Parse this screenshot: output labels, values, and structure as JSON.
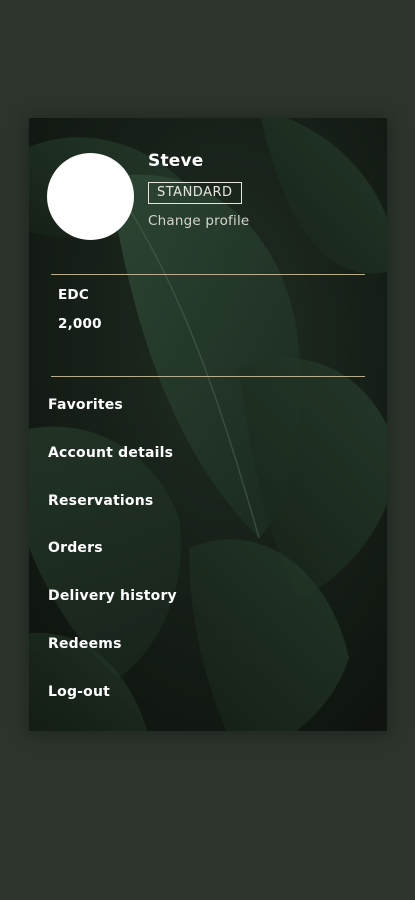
{
  "profile": {
    "name": "Steve",
    "tier": "STANDARD",
    "change_profile_label": "Change profile"
  },
  "points": {
    "label": "EDC",
    "value": "2,000"
  },
  "menu": {
    "items": [
      {
        "label": "Favorites"
      },
      {
        "label": "Account details"
      },
      {
        "label": "Reservations"
      },
      {
        "label": "Orders"
      },
      {
        "label": "Delivery history"
      },
      {
        "label": "Redeems"
      },
      {
        "label": "Log-out"
      }
    ]
  },
  "colors": {
    "page_background": "#2c342c",
    "panel_background": "#141a14",
    "leaf_green": "#2f4a38",
    "divider": "#b8ae8e",
    "text": "#ffffff"
  }
}
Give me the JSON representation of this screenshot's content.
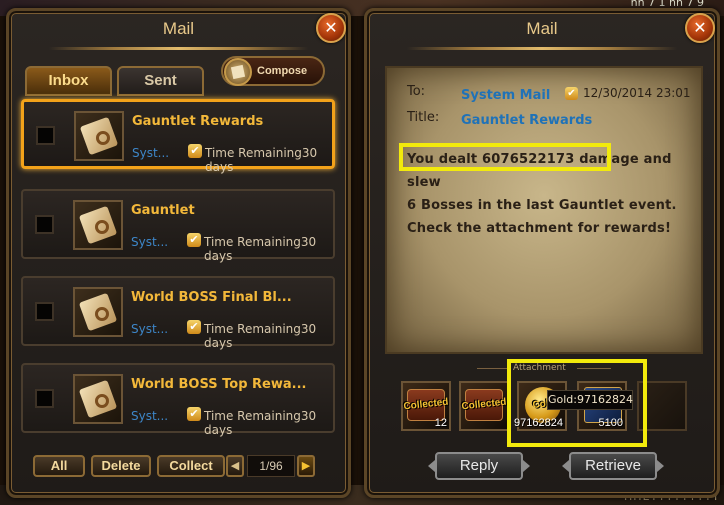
{
  "game_top_text": "hh 7 1 hh 7 9",
  "bottom_text": "HHEYYYYYYYYY",
  "left_panel": {
    "title": "Mail",
    "close_glyph": "✕",
    "tabs": [
      {
        "label": "Inbox",
        "active": true
      },
      {
        "label": "Sent",
        "active": false
      }
    ],
    "compose_label": "Compose",
    "mails": [
      {
        "title": "Gauntlet Rewards",
        "sender": "Syst...",
        "time": "Time Remaining30 days",
        "selected": true,
        "icon": "scroll-icon"
      },
      {
        "title": "Gauntlet",
        "sender": "Syst...",
        "time": "Time Remaining30 days",
        "selected": false,
        "icon": "scroll-icon"
      },
      {
        "title": "World BOSS Final Bl...",
        "sender": "Syst...",
        "time": "Time Remaining30 days",
        "selected": false,
        "icon": "scroll-icon"
      },
      {
        "title": "World BOSS Top Rewa...",
        "sender": "Syst...",
        "time": "Time Remaining30 days",
        "selected": false,
        "icon": "scroll-icon"
      }
    ],
    "controls": {
      "all": "All",
      "delete": "Delete",
      "collect": "Collect",
      "prev_glyph": "◀",
      "next_glyph": "▶",
      "page": "1/96"
    }
  },
  "right_panel": {
    "title": "Mail",
    "close_glyph": "✕",
    "to_label": "To:",
    "to_value": "System Mail",
    "date": "12/30/2014 23:01",
    "title_label": "Title:",
    "title_value": "Gauntlet Rewards",
    "body_lines": [
      "You dealt 6076522173 damage and slew",
      "6 Bosses in the last Gauntlet event.",
      "Check the attachment for rewards!"
    ],
    "attachment_label": "Attachment",
    "attachments": [
      {
        "icon": "chest-icon",
        "status": "Collected",
        "count": "12"
      },
      {
        "icon": "chest-icon",
        "status": "Collected",
        "count": ""
      },
      {
        "icon": "gold-coin-icon",
        "status": "Coll",
        "count": "97162824"
      },
      {
        "icon": "book-icon",
        "status": "",
        "count": "5100"
      },
      {
        "icon": "empty-slot",
        "status": "",
        "count": ""
      }
    ],
    "tooltip": "Gold:97162824",
    "reply_label": "Reply",
    "retrieve_label": "Retrieve"
  },
  "colors": {
    "gold_text": "#f3b83a",
    "link_blue": "#1f72b8",
    "highlight_yellow": "#f2ea0c",
    "selected_orange": "#f2a21a"
  }
}
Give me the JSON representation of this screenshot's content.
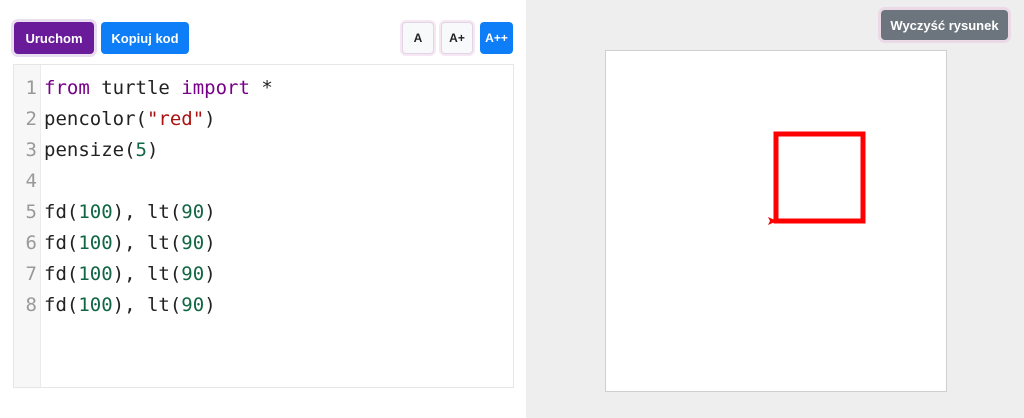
{
  "toolbar": {
    "run_label": "Uruchom",
    "copy_label": "Kopiuj kod",
    "font_small_label": "A",
    "font_medium_label": "A+",
    "font_large_label": "A++"
  },
  "canvas_toolbar": {
    "clear_label": "Wyczyść rysunek"
  },
  "editor": {
    "line_numbers": [
      "1",
      "2",
      "3",
      "4",
      "5",
      "6",
      "7",
      "8"
    ],
    "lines": [
      [
        {
          "t": "from",
          "c": "kw"
        },
        {
          "t": " turtle ",
          "c": ""
        },
        {
          "t": "import",
          "c": "kw"
        },
        {
          "t": " *",
          "c": ""
        }
      ],
      [
        {
          "t": "pencolor(",
          "c": ""
        },
        {
          "t": "\"red\"",
          "c": "str"
        },
        {
          "t": ")",
          "c": ""
        }
      ],
      [
        {
          "t": "pensize(",
          "c": ""
        },
        {
          "t": "5",
          "c": "num"
        },
        {
          "t": ")",
          "c": ""
        }
      ],
      [],
      [
        {
          "t": "fd(",
          "c": ""
        },
        {
          "t": "100",
          "c": "num"
        },
        {
          "t": "), lt(",
          "c": ""
        },
        {
          "t": "90",
          "c": "num"
        },
        {
          "t": ")",
          "c": ""
        }
      ],
      [
        {
          "t": "fd(",
          "c": ""
        },
        {
          "t": "100",
          "c": "num"
        },
        {
          "t": "), lt(",
          "c": ""
        },
        {
          "t": "90",
          "c": "num"
        },
        {
          "t": ")",
          "c": ""
        }
      ],
      [
        {
          "t": "fd(",
          "c": ""
        },
        {
          "t": "100",
          "c": "num"
        },
        {
          "t": "), lt(",
          "c": ""
        },
        {
          "t": "90",
          "c": "num"
        },
        {
          "t": ")",
          "c": ""
        }
      ],
      [
        {
          "t": "fd(",
          "c": ""
        },
        {
          "t": "100",
          "c": "num"
        },
        {
          "t": "), lt(",
          "c": ""
        },
        {
          "t": "90",
          "c": "num"
        },
        {
          "t": ")",
          "c": ""
        }
      ]
    ]
  },
  "drawing": {
    "pen_color": "#ff0000",
    "pen_size": 5,
    "side": 100
  },
  "colors": {
    "run_button": "#6a1b9a",
    "copy_button": "#0d7ef7",
    "clear_button": "#6c757d"
  }
}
====
YOUR GOAL:
Work out how many lines of the data hold the string "profile". Reply with that number alone.

RESULT OF THIS TASK:
2